====== Records for this exercise ======
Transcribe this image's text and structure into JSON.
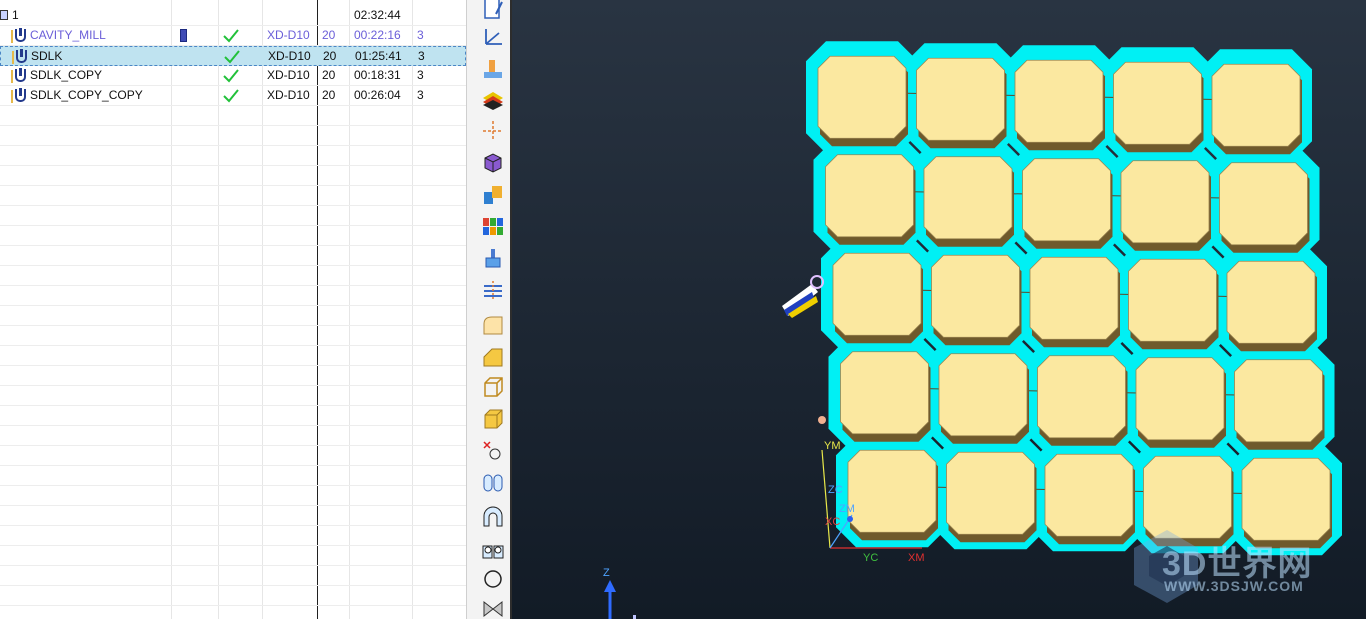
{
  "navigator": {
    "root_row": {
      "name": "1",
      "time": "02:32:44"
    },
    "operations": [
      {
        "name": "CAVITY_MILL",
        "tool": "XD-D10",
        "num": "20",
        "time": "00:22:16",
        "extra": "3",
        "linked": true,
        "selected": false,
        "generated": true
      },
      {
        "name": "SDLK",
        "tool": "XD-D10",
        "num": "20",
        "time": "01:25:41",
        "extra": "3",
        "linked": false,
        "selected": true,
        "generated": false
      },
      {
        "name": "SDLK_COPY",
        "tool": "XD-D10",
        "num": "20",
        "time": "00:18:31",
        "extra": "3",
        "linked": false,
        "selected": false,
        "generated": false
      },
      {
        "name": "SDLK_COPY_COPY",
        "tool": "XD-D10",
        "num": "20",
        "time": "00:26:04",
        "extra": "3",
        "linked": false,
        "selected": false,
        "generated": false
      }
    ],
    "check_color": "#22c13a"
  },
  "toolbar": {
    "icons": [
      "doc-edit-icon",
      "axis-icon",
      "machine-icon",
      "layers-icon",
      "crosshair-icon",
      "cube-view-icon",
      "color-blocks-icon",
      "grid-colors-icon",
      "brush-icon",
      "stack-align-icon",
      "fillet-icon",
      "chamfer-icon",
      "wire-box-icon",
      "solid-box-icon",
      "point-circle-icon",
      "cylinders-icon",
      "arch-icon",
      "double-arch-icon",
      "circle-icon",
      "bowtie-icon"
    ]
  },
  "viewport": {
    "wcs_labels": {
      "ym": "YM",
      "zc": "ZC",
      "zm": "ZM",
      "xc": "XC",
      "yc": "YC",
      "xm": "XM"
    },
    "world_axis_label": "Z",
    "watermark": {
      "title": "3D世界网",
      "url": "WWW.3DSJW.COM"
    },
    "colors": {
      "stock": "#00f0f4",
      "part": "#fbe8a0",
      "part_side": "#6f5a2c",
      "background": "#1a2333"
    }
  }
}
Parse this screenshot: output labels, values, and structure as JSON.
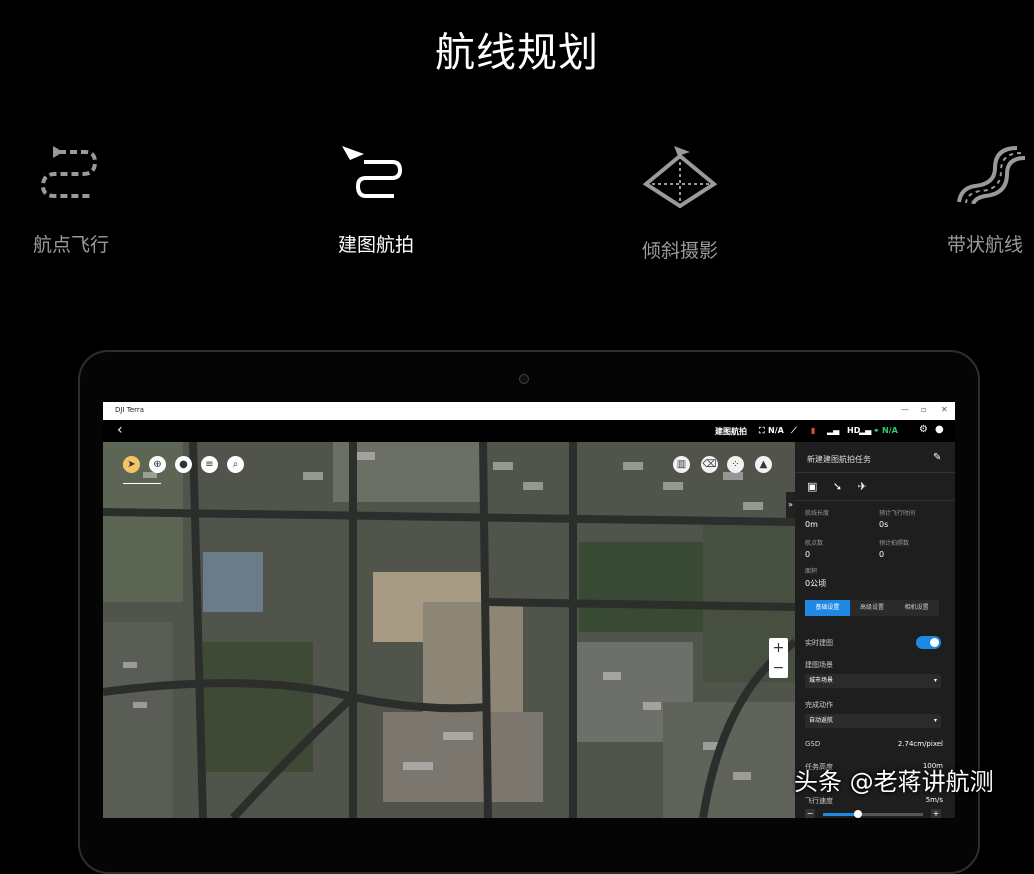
{
  "hero": {
    "title": "航线规划"
  },
  "modes": [
    {
      "label": "航点飞行",
      "icon": "waypoint-flight-icon"
    },
    {
      "label": "建图航拍",
      "icon": "mapping-flight-icon"
    },
    {
      "label": "倾斜摄影",
      "icon": "oblique-photography-icon"
    },
    {
      "label": "带状航线",
      "icon": "corridor-route-icon"
    }
  ],
  "app": {
    "window_title": "DJI Terra",
    "topbar": {
      "mode_label": "建图航拍",
      "status_1": "N/A",
      "hd": "HD",
      "status_2": "N/A"
    },
    "panel": {
      "title": "新建建图航拍任务",
      "stats": [
        {
          "label": "航线长度",
          "value": "0m"
        },
        {
          "label": "预计飞行时间",
          "value": "0s"
        },
        {
          "label": "航点数",
          "value": "0"
        },
        {
          "label": "预计拍照数",
          "value": "0"
        },
        {
          "label": "面积",
          "value": "0公顷"
        }
      ],
      "tabs": [
        "基础设置",
        "高级设置",
        "相机设置"
      ],
      "realtime_label": "实时建图",
      "scene_label": "建图场景",
      "scene_value": "城市场景",
      "finish_label": "完成动作",
      "finish_value": "自动返航",
      "gsd_label": "GSD",
      "gsd_value": "2.74cm/pixel",
      "altitude_label": "任务高度",
      "altitude_value": "100m",
      "speed_label": "飞行速度",
      "speed_value": "5m/s",
      "speed_level": 0.35
    },
    "map": {
      "zoom_in": "+",
      "zoom_out": "−"
    }
  },
  "watermark": "头条 @老蒋讲航测"
}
======
### Task details
Scan the records above, count the lines with "flight" in them, and give only the number.

### Result of this task
2